(Records from a collection of figures)
* * * * *

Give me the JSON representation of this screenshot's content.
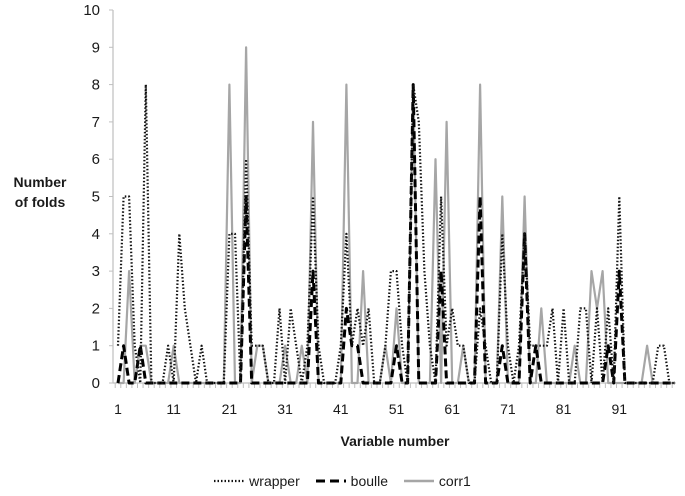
{
  "chart_data": {
    "type": "line",
    "title": "",
    "xlabel": "Variable number",
    "ylabel": "Number of folds",
    "ylim": [
      0,
      10
    ],
    "xlim": [
      1,
      101
    ],
    "yticks": [
      0,
      1,
      2,
      3,
      4,
      5,
      6,
      7,
      8,
      9,
      10
    ],
    "xtick_labels": [
      "1",
      "11",
      "21",
      "31",
      "41",
      "51",
      "61",
      "71",
      "81",
      "91"
    ],
    "grid": false,
    "legend_position": "bottom",
    "x": [
      1,
      2,
      3,
      4,
      5,
      6,
      7,
      8,
      9,
      10,
      11,
      12,
      13,
      14,
      15,
      16,
      17,
      18,
      19,
      20,
      21,
      22,
      23,
      24,
      25,
      26,
      27,
      28,
      29,
      30,
      31,
      32,
      33,
      34,
      35,
      36,
      37,
      38,
      39,
      40,
      41,
      42,
      43,
      44,
      45,
      46,
      47,
      48,
      49,
      50,
      51,
      52,
      53,
      54,
      55,
      56,
      57,
      58,
      59,
      60,
      61,
      62,
      63,
      64,
      65,
      66,
      67,
      68,
      69,
      70,
      71,
      72,
      73,
      74,
      75,
      76,
      77,
      78,
      79,
      80,
      81,
      82,
      83,
      84,
      85,
      86,
      87,
      88,
      89,
      90,
      91,
      92,
      93,
      94,
      95,
      96,
      97,
      98,
      99,
      100,
      101
    ],
    "series": [
      {
        "name": "wrapper",
        "style": "dotted",
        "color": "#111111",
        "values": [
          1,
          5,
          5,
          1,
          0,
          8,
          0,
          0,
          0,
          1,
          0,
          4,
          2,
          1,
          0,
          1,
          0,
          0,
          0,
          0,
          4,
          4,
          0,
          6,
          1,
          1,
          1,
          0,
          0,
          2,
          0,
          2,
          1,
          0,
          1,
          5,
          1,
          0,
          0,
          0,
          1,
          4,
          1,
          2,
          1,
          2,
          0,
          0,
          1,
          3,
          3,
          1,
          0,
          8,
          7,
          3,
          1,
          0,
          5,
          1,
          2,
          1,
          1,
          0,
          0,
          2,
          1,
          0,
          0,
          4,
          1,
          0,
          1,
          4,
          1,
          1,
          1,
          1,
          2,
          0,
          2,
          0,
          0,
          2,
          2,
          0,
          2,
          0,
          2,
          0,
          5,
          0,
          0,
          0,
          0,
          0,
          0,
          1,
          1,
          0,
          0
        ]
      },
      {
        "name": "boulle",
        "style": "dashed",
        "color": "#000000",
        "values": [
          0,
          1,
          0,
          0,
          1,
          0,
          0,
          0,
          0,
          0,
          0,
          0,
          0,
          0,
          0,
          0,
          0,
          0,
          0,
          0,
          0,
          0,
          0,
          5,
          0,
          0,
          0,
          0,
          0,
          0,
          0,
          0,
          0,
          0,
          0,
          3,
          0,
          0,
          0,
          0,
          0,
          2,
          1,
          1,
          0,
          0,
          0,
          0,
          0,
          0,
          1,
          0,
          0,
          8,
          0,
          0,
          0,
          0,
          3,
          0,
          0,
          0,
          0,
          0,
          0,
          5,
          0,
          0,
          0,
          1,
          0,
          0,
          0,
          4,
          0,
          1,
          0,
          0,
          0,
          0,
          0,
          0,
          0,
          0,
          0,
          0,
          0,
          0,
          1,
          0,
          3,
          0,
          0,
          0,
          0,
          0,
          0,
          0,
          0,
          0,
          0
        ]
      },
      {
        "name": "corr1",
        "style": "solid",
        "color": "#a6a6a6",
        "values": [
          0,
          0,
          3,
          0,
          1,
          1,
          0,
          0,
          0,
          0,
          1,
          0,
          0,
          0,
          0,
          0,
          0,
          0,
          0,
          0,
          8,
          0,
          0,
          9,
          0,
          1,
          1,
          0,
          0,
          0,
          1,
          0,
          0,
          1,
          0,
          7,
          0,
          0,
          0,
          0,
          0,
          8,
          0,
          0,
          3,
          0,
          0,
          0,
          1,
          0,
          2,
          0,
          0,
          8,
          0,
          0,
          0,
          6,
          0,
          7,
          0,
          0,
          1,
          0,
          0,
          8,
          0,
          0,
          0,
          5,
          0,
          0,
          0,
          5,
          0,
          0,
          2,
          0,
          0,
          0,
          0,
          0,
          1,
          0,
          0,
          3,
          2,
          3,
          0,
          0,
          0,
          0,
          0,
          0,
          0,
          1,
          0,
          0,
          0,
          0,
          0
        ]
      }
    ]
  },
  "legend": {
    "items": [
      {
        "label": "wrapper"
      },
      {
        "label": "boulle"
      },
      {
        "label": "corr1"
      }
    ]
  },
  "axis": {
    "ylabel_line1": "Number",
    "ylabel_line2": "of folds",
    "xlabel": "Variable number"
  }
}
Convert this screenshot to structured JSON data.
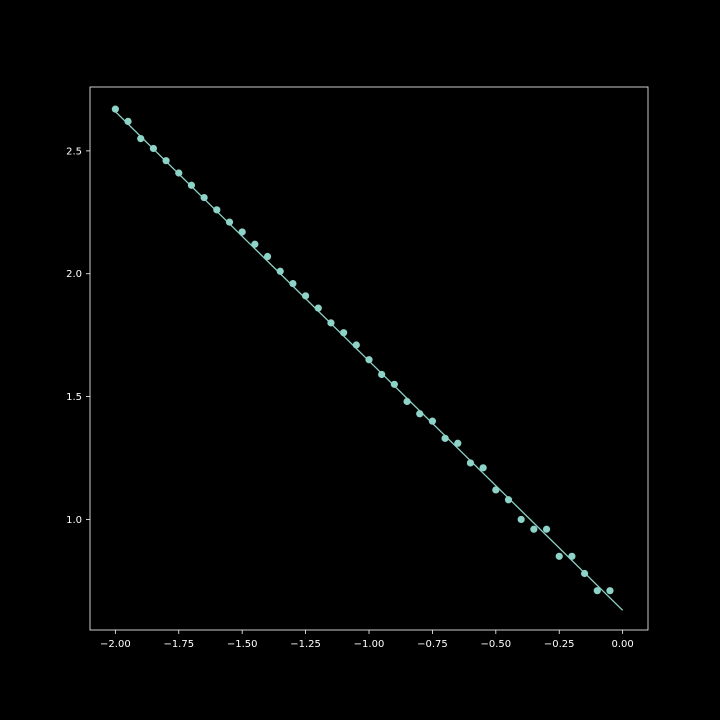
{
  "chart_data": {
    "type": "scatter",
    "title": "",
    "xlabel": "",
    "ylabel": "",
    "xlim": [
      -2.1,
      0.1
    ],
    "ylim": [
      0.55,
      2.76
    ],
    "grid": false,
    "x_ticks": [
      {
        "value": -2.0,
        "label": "−2.00"
      },
      {
        "value": -1.75,
        "label": "−1.75"
      },
      {
        "value": -1.5,
        "label": "−1.50"
      },
      {
        "value": -1.25,
        "label": "−1.25"
      },
      {
        "value": -1.0,
        "label": "−1.00"
      },
      {
        "value": -0.75,
        "label": "−0.75"
      },
      {
        "value": -0.5,
        "label": "−0.50"
      },
      {
        "value": -0.25,
        "label": "−0.25"
      },
      {
        "value": 0.0,
        "label": "0.00"
      }
    ],
    "y_ticks": [
      {
        "value": 1.0,
        "label": "1.0"
      },
      {
        "value": 1.5,
        "label": "1.5"
      },
      {
        "value": 2.0,
        "label": "2.0"
      },
      {
        "value": 2.5,
        "label": "2.5"
      }
    ],
    "points": {
      "x": [
        -2.0,
        -1.95,
        -1.9,
        -1.85,
        -1.8,
        -1.75,
        -1.7,
        -1.65,
        -1.6,
        -1.55,
        -1.5,
        -1.45,
        -1.4,
        -1.35,
        -1.3,
        -1.25,
        -1.2,
        -1.15,
        -1.1,
        -1.05,
        -1.0,
        -0.95,
        -0.9,
        -0.85,
        -0.8,
        -0.75,
        -0.7,
        -0.65,
        -0.6,
        -0.55,
        -0.5,
        -0.45,
        -0.4,
        -0.35,
        -0.3,
        -0.25,
        -0.2,
        -0.15,
        -0.1,
        -0.05
      ],
      "y": [
        2.67,
        2.62,
        2.55,
        2.51,
        2.46,
        2.41,
        2.36,
        2.31,
        2.26,
        2.21,
        2.17,
        2.12,
        2.07,
        2.01,
        1.96,
        1.91,
        1.86,
        1.8,
        1.76,
        1.71,
        1.65,
        1.59,
        1.55,
        1.48,
        1.43,
        1.4,
        1.33,
        1.31,
        1.23,
        1.21,
        1.12,
        1.08,
        1.0,
        0.96,
        0.96,
        0.85,
        0.85,
        0.78,
        0.71,
        0.71
      ]
    },
    "fit_line": {
      "x": [
        -2.0,
        0.0
      ],
      "y": [
        2.66,
        0.63
      ]
    },
    "colors": {
      "background": "#000000",
      "axes": "#ffffff",
      "series": "#8dd3c7"
    }
  }
}
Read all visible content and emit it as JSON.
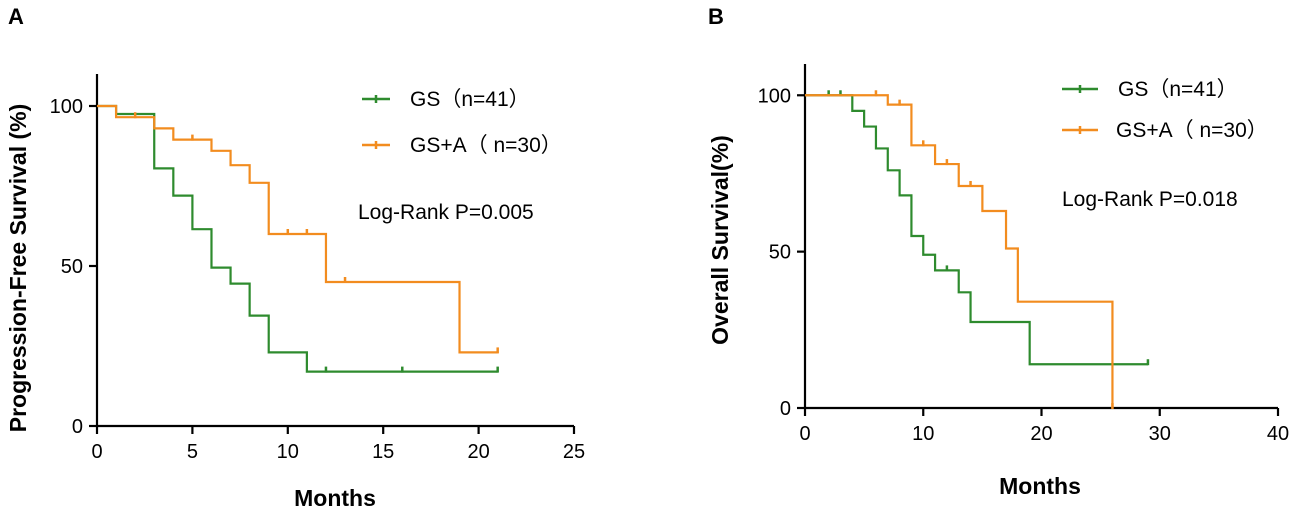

* * * * *

▶ **THE REQUEST**:
Transcribe the records above verbatim. Do not carry over any picture.

▶ **RIGHT ANSWER**:
Give me the JSON representation of this screenshot's content.
{
  "chart_data": {
    "type": "line",
    "title": "",
    "xlabel": "Variable number",
    "ylabel": "Number of folds",
    "ylim": [
      0,
      10
    ],
    "xlim": [
      1,
      101
    ],
    "yticks": [
      0,
      1,
      2,
      3,
      4,
      5,
      6,
      7,
      8,
      9,
      10
    ],
    "xtick_labels": [
      "1",
      "11",
      "21",
      "31",
      "41",
      "51",
      "61",
      "71",
      "81",
      "91"
    ],
    "grid": false,
    "legend_position": "bottom",
    "x": [
      1,
      2,
      3,
      4,
      5,
      6,
      7,
      8,
      9,
      10,
      11,
      12,
      13,
      14,
      15,
      16,
      17,
      18,
      19,
      20,
      21,
      22,
      23,
      24,
      25,
      26,
      27,
      28,
      29,
      30,
      31,
      32,
      33,
      34,
      35,
      36,
      37,
      38,
      39,
      40,
      41,
      42,
      43,
      44,
      45,
      46,
      47,
      48,
      49,
      50,
      51,
      52,
      53,
      54,
      55,
      56,
      57,
      58,
      59,
      60,
      61,
      62,
      63,
      64,
      65,
      66,
      67,
      68,
      69,
      70,
      71,
      72,
      73,
      74,
      75,
      76,
      77,
      78,
      79,
      80,
      81,
      82,
      83,
      84,
      85,
      86,
      87,
      88,
      89,
      90,
      91,
      92,
      93,
      94,
      95,
      96,
      97,
      98,
      99,
      100,
      101
    ],
    "series": [
      {
        "name": "wrapper",
        "style": "dotted",
        "color": "#111111",
        "values": [
          1,
          5,
          5,
          1,
          0,
          8,
          0,
          0,
          0,
          1,
          0,
          4,
          2,
          1,
          0,
          1,
          0,
          0,
          0,
          0,
          4,
          4,
          0,
          6,
          1,
          1,
          1,
          0,
          0,
          2,
          0,
          2,
          1,
          0,
          1,
          5,
          1,
          0,
          0,
          0,
          1,
          4,
          1,
          2,
          1,
          2,
          0,
          0,
          1,
          3,
          3,
          1,
          0,
          8,
          7,
          3,
          1,
          0,
          5,
          1,
          2,
          1,
          1,
          0,
          0,
          2,
          1,
          0,
          0,
          4,
          1,
          0,
          1,
          4,
          1,
          1,
          1,
          1,
          2,
          0,
          2,
          0,
          0,
          2,
          2,
          0,
          2,
          0,
          2,
          0,
          5,
          0,
          0,
          0,
          0,
          0,
          0,
          1,
          1,
          0,
          0
        ]
      },
      {
        "name": "boulle",
        "style": "dashed",
        "color": "#000000",
        "values": [
          0,
          1,
          0,
          0,
          1,
          0,
          0,
          0,
          0,
          0,
          0,
          0,
          0,
          0,
          0,
          0,
          0,
          0,
          0,
          0,
          0,
          0,
          0,
          5,
          0,
          0,
          0,
          0,
          0,
          0,
          0,
          0,
          0,
          0,
          0,
          3,
          0,
          0,
          0,
          0,
          0,
          2,
          1,
          1,
          0,
          0,
          0,
          0,
          0,
          0,
          1,
          0,
          0,
          8,
          0,
          0,
          0,
          0,
          3,
          0,
          0,
          0,
          0,
          0,
          0,
          5,
          0,
          0,
          0,
          1,
          0,
          0,
          0,
          4,
          0,
          1,
          0,
          0,
          0,
          0,
          0,
          0,
          0,
          0,
          0,
          0,
          0,
          0,
          1,
          0,
          3,
          0,
          0,
          0,
          0,
          0,
          0,
          0,
          0,
          0,
          0
        ]
      },
      {
        "name": "corr1",
        "style": "solid",
        "color": "#a6a6a6",
        "values": [
          0,
          0,
          3,
          0,
          1,
          1,
          0,
          0,
          0,
          0,
          1,
          0,
          0,
          0,
          0,
          0,
          0,
          0,
          0,
          0,
          8,
          0,
          0,
          9,
          0,
          1,
          1,
          0,
          0,
          0,
          1,
          0,
          0,
          1,
          0,
          7,
          0,
          0,
          0,
          0,
          0,
          8,
          0,
          0,
          3,
          0,
          0,
          0,
          1,
          0,
          2,
          0,
          0,
          8,
          0,
          0,
          0,
          6,
          0,
          7,
          0,
          0,
          1,
          0,
          0,
          8,
          0,
          0,
          0,
          5,
          0,
          0,
          0,
          5,
          0,
          0,
          2,
          0,
          0,
          0,
          0,
          0,
          1,
          0,
          0,
          3,
          2,
          3,
          0,
          0,
          0,
          0,
          0,
          0,
          0,
          1,
          0,
          0,
          0,
          0,
          0
        ]
      }
    ]
  },
  "legend": {
    "items": [
      {
        "label": "wrapper"
      },
      {
        "label": "boulle"
      },
      {
        "label": "corr1"
      }
    ]
  },
  "axis": {
    "ylabel_line1": "Number",
    "ylabel_line2": "of folds",
    "xlabel": "Variable number"
  }
}
Convert this screenshot to structured JSON data.
{
  "chart_data": {
    "type": "scatter",
    "title": "",
    "xlabel": "",
    "ylabel": "",
    "xlim": [
      -2.1,
      0.1
    ],
    "ylim": [
      0.55,
      2.76
    ],
    "grid": false,
    "x_ticks": [
      {
        "value": -2.0,
        "label": "−2.00"
      },
      {
        "value": -1.75,
        "label": "−1.75"
      },
      {
        "value": -1.5,
        "label": "−1.50"
      },
      {
        "value": -1.25,
        "label": "−1.25"
      },
      {
        "value": -1.0,
        "label": "−1.00"
      },
      {
        "value": -0.75,
        "label": "−0.75"
      },
      {
        "value": -0.5,
        "label": "−0.50"
      },
      {
        "value": -0.25,
        "label": "−0.25"
      },
      {
        "value": 0.0,
        "label": "0.00"
      }
    ],
    "y_ticks": [
      {
        "value": 1.0,
        "label": "1.0"
      },
      {
        "value": 1.5,
        "label": "1.5"
      },
      {
        "value": 2.0,
        "label": "2.0"
      },
      {
        "value": 2.5,
        "label": "2.5"
      }
    ],
    "points": {
      "x": [
        -2.0,
        -1.95,
        -1.9,
        -1.85,
        -1.8,
        -1.75,
        -1.7,
        -1.65,
        -1.6,
        -1.55,
        -1.5,
        -1.45,
        -1.4,
        -1.35,
        -1.3,
        -1.25,
        -1.2,
        -1.15,
        -1.1,
        -1.05,
        -1.0,
        -0.95,
        -0.9,
        -0.85,
        -0.8,
        -0.75,
        -0.7,
        -0.65,
        -0.6,
        -0.55,
        -0.5,
        -0.45,
        -0.4,
        -0.35,
        -0.3,
        -0.25,
        -0.2,
        -0.15,
        -0.1,
        -0.05
      ],
      "y": [
        2.67,
        2.62,
        2.55,
        2.51,
        2.46,
        2.41,
        2.36,
        2.31,
        2.26,
        2.21,
        2.17,
        2.12,
        2.07,
        2.01,
        1.96,
        1.91,
        1.86,
        1.8,
        1.76,
        1.71,
        1.65,
        1.59,
        1.55,
        1.48,
        1.43,
        1.4,
        1.33,
        1.31,
        1.23,
        1.21,
        1.12,
        1.08,
        1.0,
        0.96,
        0.96,
        0.85,
        0.85,
        0.78,
        0.71,
        0.71
      ]
    },
    "fit_line": {
      "x": [
        -2.0,
        0.0
      ],
      "y": [
        2.66,
        0.63
      ]
    },
    "colors": {
      "background": "#000000",
      "axes": "#ffffff",
      "series": "#8dd3c7"
    }
  }
}
Read all visible content and emit it as JSON.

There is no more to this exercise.